# YOUR INSTRUCTIONS:
Identify the lines that include the word "ridge", then copy all of them.

---+---

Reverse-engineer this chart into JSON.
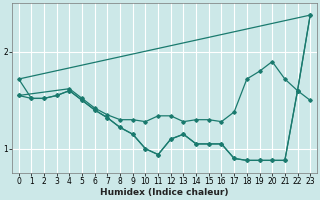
{
  "xlabel": "Humidex (Indice chaleur)",
  "background_color": "#cce8e8",
  "grid_color": "#ffffff",
  "line_color": "#1a7a6e",
  "xlim": [
    -0.5,
    23.5
  ],
  "ylim": [
    0.75,
    2.5
  ],
  "yticks": [
    1,
    2
  ],
  "xticks": [
    0,
    1,
    2,
    3,
    4,
    5,
    6,
    7,
    8,
    9,
    10,
    11,
    12,
    13,
    14,
    15,
    16,
    17,
    18,
    19,
    20,
    21,
    22,
    23
  ],
  "series": {
    "top": {
      "x": [
        0,
        23
      ],
      "y": [
        1.72,
        2.38
      ],
      "markers": false
    },
    "upper_mid": {
      "x": [
        0,
        4,
        5,
        6,
        7,
        8,
        9,
        10,
        11,
        12,
        13,
        14,
        15,
        16,
        17,
        18,
        19,
        20,
        21,
        22,
        23
      ],
      "y": [
        1.55,
        1.62,
        1.52,
        1.42,
        1.35,
        1.3,
        1.3,
        1.28,
        1.34,
        1.34,
        1.28,
        1.3,
        1.3,
        1.28,
        1.38,
        1.72,
        1.8,
        1.9,
        1.72,
        1.6,
        1.5
      ],
      "markers": true
    },
    "lower_mid": {
      "x": [
        0,
        1,
        2,
        3,
        4,
        5,
        6,
        7,
        8,
        9,
        10,
        11,
        12,
        13,
        14,
        15,
        16,
        17,
        18,
        19,
        20,
        21,
        22,
        23
      ],
      "y": [
        1.55,
        1.52,
        1.52,
        1.55,
        1.6,
        1.5,
        1.4,
        1.32,
        1.22,
        1.15,
        1.0,
        0.94,
        1.1,
        1.15,
        1.05,
        1.05,
        1.05,
        0.9,
        0.88,
        0.88,
        0.88,
        0.88,
        1.6,
        2.38
      ],
      "markers": true
    },
    "bottom": {
      "x": [
        0,
        1,
        2,
        3,
        4,
        5,
        6,
        7,
        8,
        9,
        10,
        11,
        12,
        13,
        14,
        15,
        16,
        17,
        18,
        19,
        20,
        21,
        22,
        23
      ],
      "y": [
        1.72,
        1.52,
        1.52,
        1.55,
        1.6,
        1.5,
        1.4,
        1.32,
        1.22,
        1.15,
        1.0,
        0.94,
        1.1,
        1.15,
        1.05,
        1.05,
        1.05,
        0.9,
        0.88,
        0.88,
        0.88,
        0.88,
        1.6,
        2.38
      ],
      "markers": true
    }
  }
}
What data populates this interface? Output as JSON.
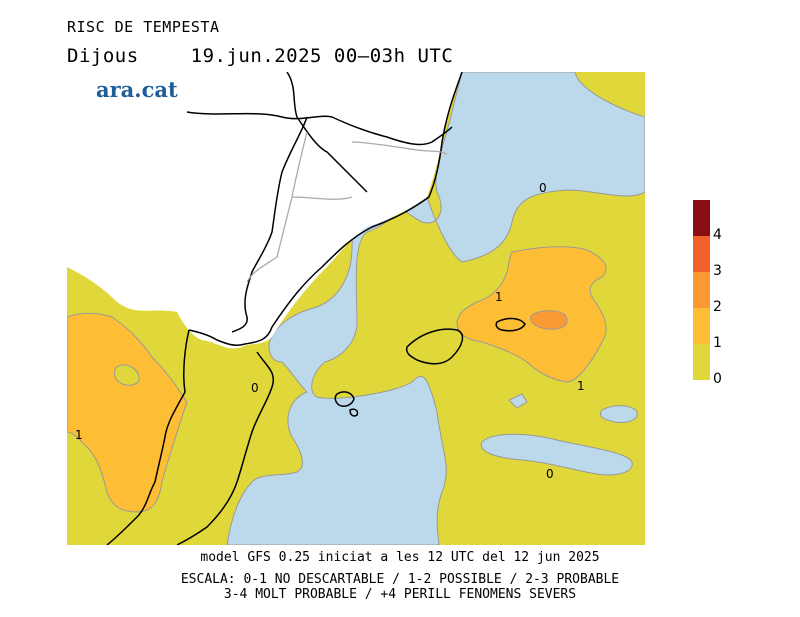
{
  "header": {
    "title": "RISC DE TEMPESTA",
    "day": "Dijous",
    "datetime": "19.jun.2025 00–03h UTC"
  },
  "logo": {
    "text": "ara.cat"
  },
  "map": {
    "contour_labels": [
      "0",
      "1",
      "1",
      "0",
      "1",
      "0"
    ]
  },
  "legend": {
    "levels": [
      "0",
      "1",
      "2",
      "3",
      "4"
    ],
    "colors": [
      "#e0d83a",
      "#fdbe35",
      "#fb9a35",
      "#f2612b",
      "#8a0d12"
    ]
  },
  "footer": {
    "model_line": "model GFS 0.25 iniciat a les 12 UTC del 12 jun 2025",
    "scale_line1": "ESCALA: 0-1 NO DESCARTABLE / 1-2 POSSIBLE / 2-3 PROBABLE",
    "scale_line2": "3-4 MOLT PROBABLE / +4 PERILL FENOMENS SEVERS"
  }
}
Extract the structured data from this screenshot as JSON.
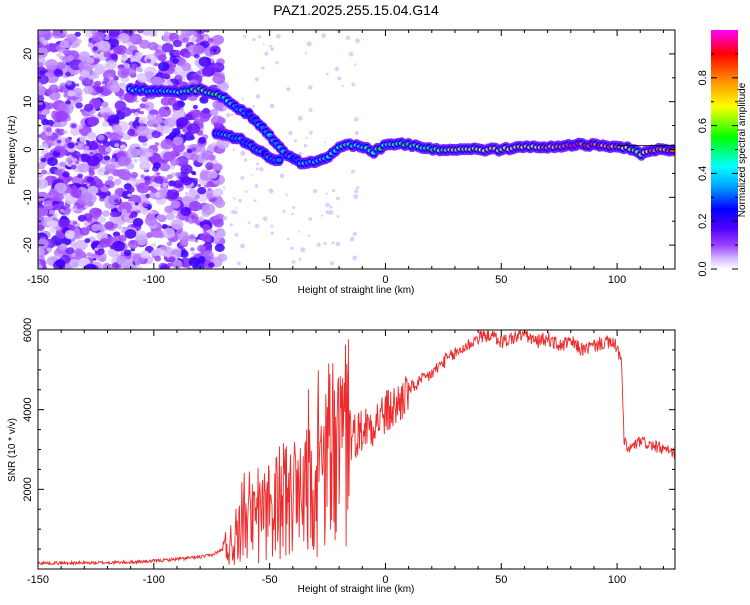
{
  "figure": {
    "title": "PAZ1.2025.255.15.04.G14"
  },
  "colorbar": {
    "label": "Normalized spectral amplitude",
    "ticks": [
      "0.0",
      "0.2",
      "0.4",
      "0.6",
      "0.8"
    ],
    "tick_values": [
      0.0,
      0.2,
      0.4,
      0.6,
      0.8
    ],
    "range": [
      0,
      1
    ],
    "colors": [
      "#ffffff",
      "#c9a6ff",
      "#7b00ff",
      "#0000ff",
      "#00ffff",
      "#00ff00",
      "#ffff00",
      "#ff8000",
      "#ff0000",
      "#ff00ff"
    ]
  },
  "chart_data": [
    {
      "type": "heatmap",
      "title": "PAZ1.2025.255.15.04.G14",
      "xlabel": "Height of straight line (km)",
      "ylabel": "Frequency (Hz)",
      "xlim": [
        -150,
        125
      ],
      "ylim": [
        -25,
        25
      ],
      "xticks": [
        -150,
        -100,
        -50,
        0,
        50,
        100
      ],
      "yticks": [
        -20,
        -10,
        0,
        10,
        20
      ],
      "ridge": {
        "description": "main spectral ridge",
        "x": [
          -110,
          -100,
          -90,
          -80,
          -72,
          -65,
          -58,
          -50,
          -45,
          -40,
          -35,
          -30,
          -25,
          -20,
          -15,
          -10,
          -5,
          0,
          5,
          10,
          20,
          30,
          40,
          50,
          60,
          70,
          80,
          90,
          100,
          105,
          110,
          115,
          125
        ],
        "y": [
          12.5,
          12.2,
          12,
          12.5,
          11.5,
          9,
          7,
          3,
          0,
          -2,
          -3,
          -2.5,
          -1.5,
          0.5,
          1,
          0.5,
          -0.5,
          0.8,
          1.2,
          1,
          0,
          0,
          0,
          0,
          0.5,
          0.5,
          1,
          1,
          0.5,
          0.5,
          -1,
          0,
          0
        ],
        "amplitude": [
          0.4,
          0.35,
          0.45,
          0.6,
          0.5,
          0.35,
          0.3,
          0.35,
          0.4,
          0.3,
          0.4,
          0.35,
          0.4,
          0.45,
          0.5,
          0.45,
          0.5,
          0.55,
          0.5,
          0.55,
          0.6,
          0.65,
          0.7,
          0.7,
          0.7,
          0.8,
          0.9,
          0.85,
          0.8,
          0.7,
          0.6,
          0.8,
          0.85
        ]
      },
      "branch": {
        "description": "secondary lower branch",
        "x": [
          -73,
          -68,
          -62,
          -56,
          -52,
          -48,
          -45
        ],
        "y": [
          3.5,
          3,
          2,
          0,
          -1,
          -2,
          -2.5
        ],
        "amplitude": [
          0.3,
          0.4,
          0.3,
          0.35,
          0.3,
          0.35,
          0.3
        ]
      }
    },
    {
      "type": "line",
      "xlabel": "Height of straight line (km)",
      "ylabel": "SNR (10 * v/v)",
      "xlim": [
        -150,
        125
      ],
      "ylim": [
        0,
        6000
      ],
      "xticks": [
        -150,
        -100,
        -50,
        0,
        50,
        100
      ],
      "yticks": [
        2000,
        4000,
        6000
      ],
      "series": [
        {
          "name": "SNR",
          "color": "#ee2a2a",
          "x": [
            -150,
            -140,
            -130,
            -120,
            -110,
            -100,
            -90,
            -80,
            -75,
            -70,
            -65,
            -60,
            -55,
            -50,
            -45,
            -40,
            -35,
            -30,
            -25,
            -20,
            -15,
            -10,
            -5,
            0,
            5,
            10,
            15,
            20,
            25,
            30,
            35,
            40,
            45,
            50,
            55,
            60,
            65,
            70,
            75,
            80,
            85,
            90,
            95,
            100,
            102,
            103,
            105,
            110,
            115,
            120,
            125
          ],
          "y": [
            150,
            150,
            150,
            160,
            170,
            200,
            250,
            300,
            350,
            500,
            700,
            1000,
            1200,
            1400,
            1700,
            1800,
            1800,
            2000,
            2500,
            3000,
            3300,
            3500,
            3700,
            3900,
            4100,
            4500,
            4700,
            4900,
            5200,
            5400,
            5600,
            5800,
            5900,
            5700,
            5800,
            5900,
            5700,
            5800,
            5600,
            5700,
            5500,
            5600,
            5700,
            5600,
            5100,
            3200,
            3000,
            3200,
            3100,
            3000,
            2900
          ]
        }
      ]
    }
  ]
}
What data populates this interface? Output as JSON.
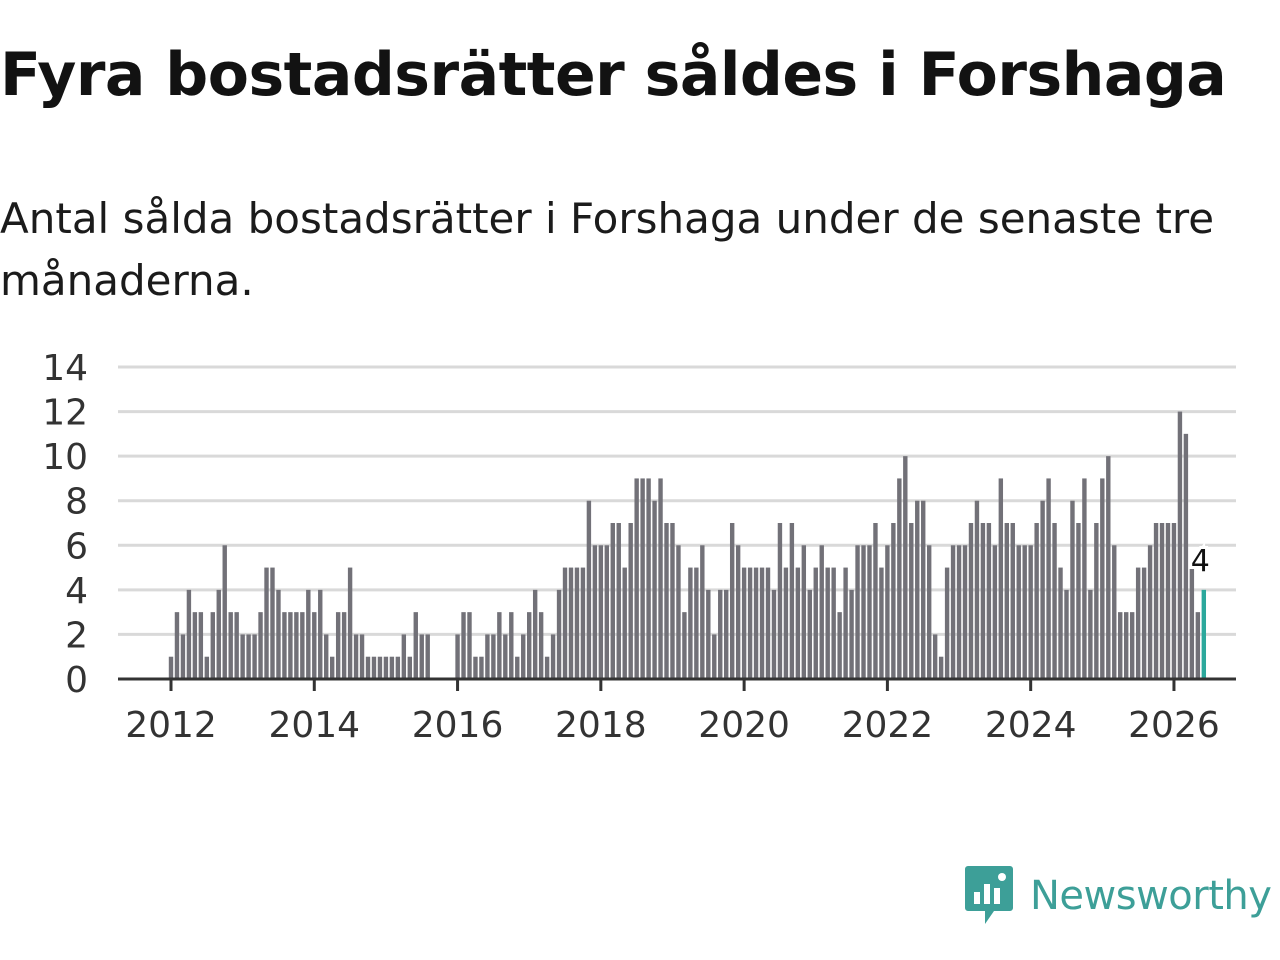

---+---

# REPLY:
      "ridge": {
        "description": "main spectral ridge",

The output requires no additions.